[Start]
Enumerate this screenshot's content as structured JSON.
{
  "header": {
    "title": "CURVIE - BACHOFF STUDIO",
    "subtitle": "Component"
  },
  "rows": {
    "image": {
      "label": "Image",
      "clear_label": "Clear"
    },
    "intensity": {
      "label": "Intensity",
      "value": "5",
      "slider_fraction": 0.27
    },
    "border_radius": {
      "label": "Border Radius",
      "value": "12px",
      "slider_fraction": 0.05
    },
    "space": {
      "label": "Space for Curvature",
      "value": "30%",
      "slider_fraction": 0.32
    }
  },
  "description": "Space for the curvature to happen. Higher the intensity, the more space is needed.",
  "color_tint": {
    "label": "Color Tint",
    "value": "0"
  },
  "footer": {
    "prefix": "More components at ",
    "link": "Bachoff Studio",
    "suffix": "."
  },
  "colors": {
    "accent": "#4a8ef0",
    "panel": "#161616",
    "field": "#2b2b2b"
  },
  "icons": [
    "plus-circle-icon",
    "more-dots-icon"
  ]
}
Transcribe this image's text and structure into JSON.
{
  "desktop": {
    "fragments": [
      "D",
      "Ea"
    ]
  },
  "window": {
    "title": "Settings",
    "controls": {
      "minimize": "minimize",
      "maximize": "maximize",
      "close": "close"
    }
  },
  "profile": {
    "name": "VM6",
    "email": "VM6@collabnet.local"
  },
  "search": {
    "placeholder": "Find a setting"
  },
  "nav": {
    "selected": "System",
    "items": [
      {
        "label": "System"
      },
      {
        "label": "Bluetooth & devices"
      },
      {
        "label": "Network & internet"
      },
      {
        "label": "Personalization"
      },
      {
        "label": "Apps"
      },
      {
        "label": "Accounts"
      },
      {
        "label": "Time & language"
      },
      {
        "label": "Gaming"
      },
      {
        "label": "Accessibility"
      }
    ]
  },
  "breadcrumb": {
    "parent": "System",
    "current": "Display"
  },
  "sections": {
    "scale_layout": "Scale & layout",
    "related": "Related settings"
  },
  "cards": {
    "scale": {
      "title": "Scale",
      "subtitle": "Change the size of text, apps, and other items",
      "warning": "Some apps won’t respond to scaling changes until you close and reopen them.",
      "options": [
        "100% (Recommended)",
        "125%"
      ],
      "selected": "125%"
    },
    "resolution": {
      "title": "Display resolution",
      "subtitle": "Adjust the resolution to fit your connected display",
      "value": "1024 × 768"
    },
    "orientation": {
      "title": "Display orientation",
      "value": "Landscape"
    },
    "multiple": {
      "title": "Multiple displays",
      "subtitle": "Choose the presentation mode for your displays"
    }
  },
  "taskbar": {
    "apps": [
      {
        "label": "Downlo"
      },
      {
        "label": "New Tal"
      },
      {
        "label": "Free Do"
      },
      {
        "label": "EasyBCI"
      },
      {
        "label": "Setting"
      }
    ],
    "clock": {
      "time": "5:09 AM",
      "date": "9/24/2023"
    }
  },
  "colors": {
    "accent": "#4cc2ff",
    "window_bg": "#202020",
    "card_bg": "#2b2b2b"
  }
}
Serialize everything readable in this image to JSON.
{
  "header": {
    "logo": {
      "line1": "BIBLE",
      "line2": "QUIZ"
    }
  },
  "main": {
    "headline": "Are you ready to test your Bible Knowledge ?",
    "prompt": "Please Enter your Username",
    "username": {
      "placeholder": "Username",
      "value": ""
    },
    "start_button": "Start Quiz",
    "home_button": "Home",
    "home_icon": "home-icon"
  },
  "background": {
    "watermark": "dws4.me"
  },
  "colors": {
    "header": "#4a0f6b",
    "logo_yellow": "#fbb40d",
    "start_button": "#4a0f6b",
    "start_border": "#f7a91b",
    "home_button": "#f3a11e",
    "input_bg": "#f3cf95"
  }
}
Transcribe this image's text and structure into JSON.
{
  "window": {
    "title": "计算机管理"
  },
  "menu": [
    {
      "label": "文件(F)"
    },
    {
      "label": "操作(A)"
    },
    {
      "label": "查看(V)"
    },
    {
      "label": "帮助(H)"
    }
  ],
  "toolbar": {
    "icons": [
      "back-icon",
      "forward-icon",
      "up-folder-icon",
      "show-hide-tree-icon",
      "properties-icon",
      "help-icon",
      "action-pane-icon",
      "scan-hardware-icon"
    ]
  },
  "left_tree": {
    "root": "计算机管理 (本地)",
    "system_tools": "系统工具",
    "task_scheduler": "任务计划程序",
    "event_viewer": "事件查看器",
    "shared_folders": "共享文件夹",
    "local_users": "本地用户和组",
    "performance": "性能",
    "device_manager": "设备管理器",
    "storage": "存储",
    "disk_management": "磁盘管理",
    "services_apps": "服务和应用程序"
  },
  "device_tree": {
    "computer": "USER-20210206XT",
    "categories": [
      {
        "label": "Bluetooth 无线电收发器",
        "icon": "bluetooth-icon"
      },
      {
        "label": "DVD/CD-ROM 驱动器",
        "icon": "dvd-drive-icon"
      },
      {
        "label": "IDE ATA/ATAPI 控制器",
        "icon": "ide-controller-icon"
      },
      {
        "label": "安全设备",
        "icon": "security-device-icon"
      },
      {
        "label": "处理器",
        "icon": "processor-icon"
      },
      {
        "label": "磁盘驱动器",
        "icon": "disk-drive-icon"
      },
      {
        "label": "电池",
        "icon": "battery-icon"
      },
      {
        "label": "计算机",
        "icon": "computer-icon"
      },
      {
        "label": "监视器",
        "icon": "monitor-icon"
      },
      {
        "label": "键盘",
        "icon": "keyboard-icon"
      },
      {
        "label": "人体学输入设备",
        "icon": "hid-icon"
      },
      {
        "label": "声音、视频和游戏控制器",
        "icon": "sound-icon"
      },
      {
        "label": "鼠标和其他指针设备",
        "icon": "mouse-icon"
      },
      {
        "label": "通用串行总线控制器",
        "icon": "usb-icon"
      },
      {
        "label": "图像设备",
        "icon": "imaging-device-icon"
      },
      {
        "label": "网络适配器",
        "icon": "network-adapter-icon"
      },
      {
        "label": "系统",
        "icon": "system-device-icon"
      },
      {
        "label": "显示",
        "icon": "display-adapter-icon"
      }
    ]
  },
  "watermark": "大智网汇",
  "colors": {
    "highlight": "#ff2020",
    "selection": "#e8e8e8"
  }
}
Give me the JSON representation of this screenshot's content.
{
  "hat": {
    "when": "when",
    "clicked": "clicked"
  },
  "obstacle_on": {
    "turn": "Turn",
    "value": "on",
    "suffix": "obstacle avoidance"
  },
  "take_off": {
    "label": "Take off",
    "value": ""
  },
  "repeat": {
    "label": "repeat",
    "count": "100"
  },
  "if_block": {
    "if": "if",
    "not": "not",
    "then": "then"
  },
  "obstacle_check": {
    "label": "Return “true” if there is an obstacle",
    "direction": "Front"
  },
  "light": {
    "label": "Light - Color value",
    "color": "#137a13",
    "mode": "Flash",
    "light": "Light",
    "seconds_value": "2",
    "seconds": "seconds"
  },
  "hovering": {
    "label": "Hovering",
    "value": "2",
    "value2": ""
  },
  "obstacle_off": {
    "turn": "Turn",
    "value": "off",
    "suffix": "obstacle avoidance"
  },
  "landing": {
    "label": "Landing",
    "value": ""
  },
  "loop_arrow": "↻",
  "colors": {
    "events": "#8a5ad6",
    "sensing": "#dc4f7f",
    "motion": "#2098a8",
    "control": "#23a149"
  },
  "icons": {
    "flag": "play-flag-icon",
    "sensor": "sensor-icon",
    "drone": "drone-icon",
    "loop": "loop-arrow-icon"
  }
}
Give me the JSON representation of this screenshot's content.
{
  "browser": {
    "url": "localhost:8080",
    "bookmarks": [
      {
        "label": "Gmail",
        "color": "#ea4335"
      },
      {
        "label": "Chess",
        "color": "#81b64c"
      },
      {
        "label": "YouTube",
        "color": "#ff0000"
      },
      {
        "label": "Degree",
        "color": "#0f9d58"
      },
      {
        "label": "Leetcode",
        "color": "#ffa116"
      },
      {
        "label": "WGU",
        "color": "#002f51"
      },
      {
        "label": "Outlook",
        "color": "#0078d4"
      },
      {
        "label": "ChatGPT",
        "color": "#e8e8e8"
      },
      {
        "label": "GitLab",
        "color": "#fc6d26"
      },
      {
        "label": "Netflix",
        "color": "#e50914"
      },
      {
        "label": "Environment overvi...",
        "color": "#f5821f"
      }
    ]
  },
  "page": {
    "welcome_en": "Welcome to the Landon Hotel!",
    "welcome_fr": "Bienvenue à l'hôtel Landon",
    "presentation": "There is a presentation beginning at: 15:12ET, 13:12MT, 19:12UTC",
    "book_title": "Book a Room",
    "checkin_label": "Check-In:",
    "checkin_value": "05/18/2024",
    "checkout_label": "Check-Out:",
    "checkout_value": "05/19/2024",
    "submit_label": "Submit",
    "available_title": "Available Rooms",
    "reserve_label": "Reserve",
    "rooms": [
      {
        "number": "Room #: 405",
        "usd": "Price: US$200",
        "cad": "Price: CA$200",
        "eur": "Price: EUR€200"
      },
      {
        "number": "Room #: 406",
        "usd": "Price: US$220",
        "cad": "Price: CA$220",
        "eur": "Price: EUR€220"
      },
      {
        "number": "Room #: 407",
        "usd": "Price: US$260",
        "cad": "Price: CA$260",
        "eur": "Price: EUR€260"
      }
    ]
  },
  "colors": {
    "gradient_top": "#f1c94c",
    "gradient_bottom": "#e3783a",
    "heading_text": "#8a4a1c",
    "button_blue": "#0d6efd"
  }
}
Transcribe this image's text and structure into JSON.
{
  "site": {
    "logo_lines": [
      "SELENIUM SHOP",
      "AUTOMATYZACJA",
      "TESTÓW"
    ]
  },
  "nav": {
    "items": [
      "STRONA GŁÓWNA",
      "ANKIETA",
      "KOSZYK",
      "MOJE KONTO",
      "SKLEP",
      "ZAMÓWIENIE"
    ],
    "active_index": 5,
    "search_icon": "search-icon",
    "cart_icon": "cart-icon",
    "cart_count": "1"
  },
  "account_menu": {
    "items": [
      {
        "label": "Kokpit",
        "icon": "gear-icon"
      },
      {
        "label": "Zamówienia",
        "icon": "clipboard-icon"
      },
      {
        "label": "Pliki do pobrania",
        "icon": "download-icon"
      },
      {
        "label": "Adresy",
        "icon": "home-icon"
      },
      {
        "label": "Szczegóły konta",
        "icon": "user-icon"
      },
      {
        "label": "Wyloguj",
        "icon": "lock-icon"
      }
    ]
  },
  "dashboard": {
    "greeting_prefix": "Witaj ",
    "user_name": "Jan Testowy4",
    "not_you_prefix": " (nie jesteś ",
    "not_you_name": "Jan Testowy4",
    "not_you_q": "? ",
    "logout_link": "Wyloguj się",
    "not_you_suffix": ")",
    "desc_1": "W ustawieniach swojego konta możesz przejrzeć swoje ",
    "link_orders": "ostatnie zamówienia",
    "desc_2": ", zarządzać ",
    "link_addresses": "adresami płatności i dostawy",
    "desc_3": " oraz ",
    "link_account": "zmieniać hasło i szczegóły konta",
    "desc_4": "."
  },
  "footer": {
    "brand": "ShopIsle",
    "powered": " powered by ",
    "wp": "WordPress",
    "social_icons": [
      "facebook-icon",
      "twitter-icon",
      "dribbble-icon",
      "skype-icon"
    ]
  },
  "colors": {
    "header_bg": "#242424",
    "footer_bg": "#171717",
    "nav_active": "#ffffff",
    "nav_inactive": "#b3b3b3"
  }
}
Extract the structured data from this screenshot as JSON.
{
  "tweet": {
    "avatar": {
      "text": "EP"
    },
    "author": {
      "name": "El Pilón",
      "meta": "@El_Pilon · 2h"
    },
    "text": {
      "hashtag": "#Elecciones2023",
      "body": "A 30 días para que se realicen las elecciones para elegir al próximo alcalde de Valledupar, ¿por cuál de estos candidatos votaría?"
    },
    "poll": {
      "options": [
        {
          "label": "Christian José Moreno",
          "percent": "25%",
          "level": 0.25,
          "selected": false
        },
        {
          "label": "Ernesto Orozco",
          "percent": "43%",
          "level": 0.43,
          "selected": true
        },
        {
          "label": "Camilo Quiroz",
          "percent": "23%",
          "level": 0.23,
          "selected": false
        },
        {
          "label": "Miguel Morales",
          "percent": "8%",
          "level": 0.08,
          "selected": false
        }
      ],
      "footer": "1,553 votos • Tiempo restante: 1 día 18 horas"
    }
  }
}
[End]
◆ What to produce:
Only the lines from the one containing "Extract the structured" through the end of the entries above belong in the answer; repeat them exactly.

◆ Written solution:
Extract the structured data from this screenshot as JSON.
{
  "tweet": {
    "avatar": {
      "text": "EP"
    },
    "author": {
      "name": "El Pilón",
      "meta": "@El_Pilon · 2h"
    },
    "text": {
      "hashtag": "#Elecciones2023",
      "body": "A 30 días para que se realicen las elecciones para elegir al próximo alcalde de Valledupar, ¿por cuál de estos candidatos votaría?"
    },
    "poll": {
      "options": [
        {
          "label": "Christian José Moreno",
          "percent": "25%",
          "level": 0.25,
          "selected": false
        },
        {
          "label": "Ernesto Orozco",
          "percent": "43%",
          "level": 0.43,
          "selected": true
        },
        {
          "label": "Camilo Quiroz",
          "percent": "23%",
          "level": 0.23,
          "selected": false
        },
        {
          "label": "Miguel Morales",
          "percent": "8%",
          "level": 0.08,
          "selected": false
        }
      ],
      "footer": "1,553 votos • Tiempo restante: 1 día 18 horas"
    }
  }
}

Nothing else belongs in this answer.